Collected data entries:
◆ ◆ ◆ ◆ ◆
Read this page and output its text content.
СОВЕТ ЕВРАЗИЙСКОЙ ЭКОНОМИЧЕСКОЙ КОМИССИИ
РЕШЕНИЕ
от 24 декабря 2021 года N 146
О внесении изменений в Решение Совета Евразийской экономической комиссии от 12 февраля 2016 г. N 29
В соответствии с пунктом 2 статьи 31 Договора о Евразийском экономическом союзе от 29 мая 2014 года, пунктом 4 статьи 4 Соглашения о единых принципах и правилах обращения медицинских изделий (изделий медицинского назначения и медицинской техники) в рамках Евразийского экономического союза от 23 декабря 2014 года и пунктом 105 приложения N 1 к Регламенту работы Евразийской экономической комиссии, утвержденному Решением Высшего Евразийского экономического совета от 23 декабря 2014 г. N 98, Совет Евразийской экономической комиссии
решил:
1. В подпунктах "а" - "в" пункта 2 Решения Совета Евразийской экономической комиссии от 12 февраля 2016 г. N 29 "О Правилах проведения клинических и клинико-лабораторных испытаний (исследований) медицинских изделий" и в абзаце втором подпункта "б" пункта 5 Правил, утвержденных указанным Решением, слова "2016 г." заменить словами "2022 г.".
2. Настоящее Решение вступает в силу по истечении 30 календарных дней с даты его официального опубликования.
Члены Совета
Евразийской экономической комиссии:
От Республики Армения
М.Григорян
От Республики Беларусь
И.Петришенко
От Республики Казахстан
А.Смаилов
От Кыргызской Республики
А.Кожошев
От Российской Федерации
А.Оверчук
◆ ◆ ◆ ◆ ◆
Task to complete
Please repeat all the records above exactly as they appear.

Solution
Read this page and output its text content.
СОВЕТ ЕВРАЗИЙСКОЙ ЭКОНОМИЧЕСКОЙ КОМИССИИ
РЕШЕНИЕ
от 24 декабря 2021 года N 146
О внесении изменений в Решение Совета Евразийской экономической комиссии от 12 февраля 2016 г. N 29
В соответствии с пунктом 2 статьи 31 Договора о Евразийском экономическом союзе от 29 мая 2014 года, пунктом 4 статьи 4 Соглашения о единых принципах и правилах обращения медицинских изделий (изделий медицинского назначения и медицинской техники) в рамках Евразийского экономического союза от 23 декабря 2014 года и пунктом 105 приложения N 1 к Регламенту работы Евразийской экономической комиссии, утвержденному Решением Высшего Евразийского экономического совета от 23 декабря 2014 г. N 98, Совет Евразийской экономической комиссии
решил:
1. В подпунктах "а" - "в" пункта 2 Решения Совета Евразийской экономической комиссии от 12 февраля 2016 г. N 29 "О Правилах проведения клинических и клинико-лабораторных испытаний (исследований) медицинских изделий" и в абзаце втором подпункта "б" пункта 5 Правил, утвержденных указанным Решением, слова "2016 г." заменить словами "2022 г.".
2. Настоящее Решение вступает в силу по истечении 30 календарных дней с даты его официального опубликования.
Члены Совета
Евразийской экономической комиссии:
От Республики Армения
М.Григорян
От Республики Беларусь
И.Петришенко
От Республики Казахстан
А.Смаилов
От Кыргызской Республики
А.Кожошев
От Российской Федерации
А.Оверчук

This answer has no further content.